╭─ Page
Mobvoi TicWatch Pro Review: Dual Screen Smartwatch Can Live For Days

Mobvoi TicWatch Pro Review: Dual Screen Smartwatch Can Live For Days

Battery life is currently the biggest bottleneck holding our technology back. It doesn’t matter how powerful we can make our devices if they can’t stay alive, and nightly charging has become a norm for smart devices.

So if you tell me there’s a new smartwatch that can last 5-30 days, you absolutely have my attention.

The Mobvoi TicWatch Pro (RRP $369.99) is a new smartwatch that uses a dual layer display to prolong battery life – a low energy FSTN screen and a bright and colourful AMOLED. Running on Google Wear OS, it can be used across both iOS and Android with a download of the Wear OS app.

Under the hood is all the usual things we’ve come to expect from premium smartwatches. A heart rate monitor, GPS, NFC payment via Google Pay, and a variety of sensors so it can do things like wake when you lift your wrist.
╰─
╭─ Available data
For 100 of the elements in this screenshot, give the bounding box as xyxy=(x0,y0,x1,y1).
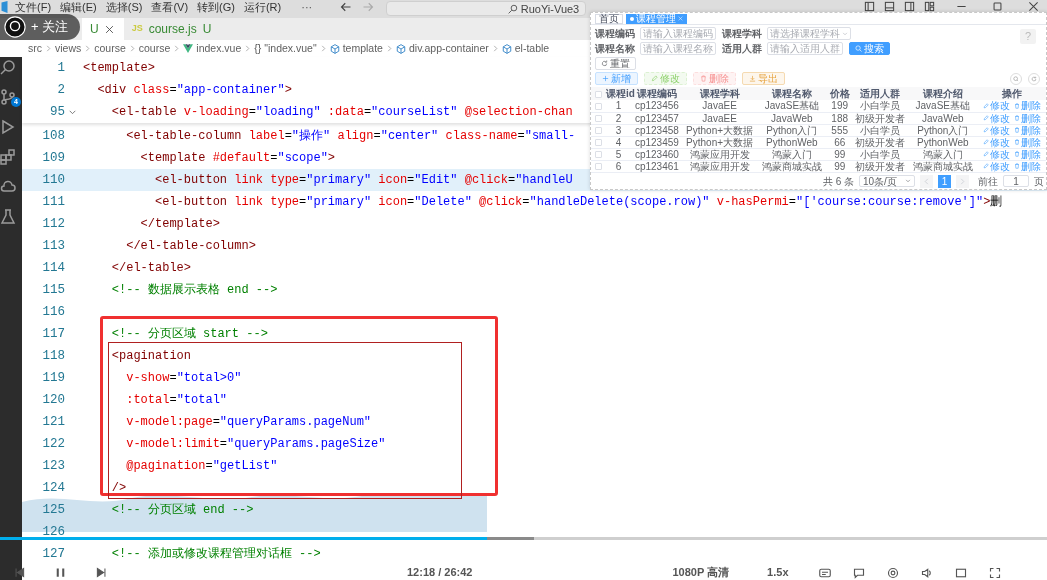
╰─
Short exercise 1 ->
Say whether each statement agrees with the TicWatch Pro review, answering yes or no and quoting the words of the review that decide it. (a) The TicWatch Pro runs on Google Wear OS. (b) The watch works only with Android phones. (c) Payments on the watch are made through Samsung Pay.
Short exercise 2 ->
Carry the TicWatch Pro review on from its last sentence.

Expected answer 1 ->
(a) Yes: "Running on Google Wear OS"
(b) No: "it can be used across both iOS and Android with a download of the Wear OS app"
(c) No: "NFC payment via Google Pay"

Expected answer 2 ->
It also has a water and dust resistance rating of IP68, though as much as I abuse my tech I still can’t stomach taking it for a swim.

It runs on a Qualcomm Snapdragon Wear 2100 chipset, which is a little disappointing for a premium product as it’s old tech (released in 2016), and it’s a chip we see very commonly in Wear OS devices. However, there’s also not many chipset options available, unless Mobvoi were to start producing their own.

The TicWatch Pro doesn’t feel particularly slow, but it’s not snappy either. I’d put it somewhat on par with or just below my series one Apple Watch – which is still a great device I’m happy to use today, but for a new product it’s usable but doesn’t wow me.

There’s a fair bit of input lag, sometimes leading to furious tapping “just in case” your finger didn’t make proper contact with the screen. Apps can also take quite some time to load, and I have resorted to restarting the watch a few times.

It’s not enough to make the device feel useless, but it can be frustrating.

At first glance the dual display is really cool. The FSTN screen is persistently on, and gives you the time, date, and your steps taken. It looks like an old school digital watch, with it’s monochrome display and high visibility in sunlight.

It’s a nice way to turn a smartwatch into a regular watch that can still be smart sometimes. It’s not sexy, but it’s definitely functional.

This low-power FSTN display is also used in Essential Mode, which limits the available features in exchange for a much longer battery life – the elusive 30 days.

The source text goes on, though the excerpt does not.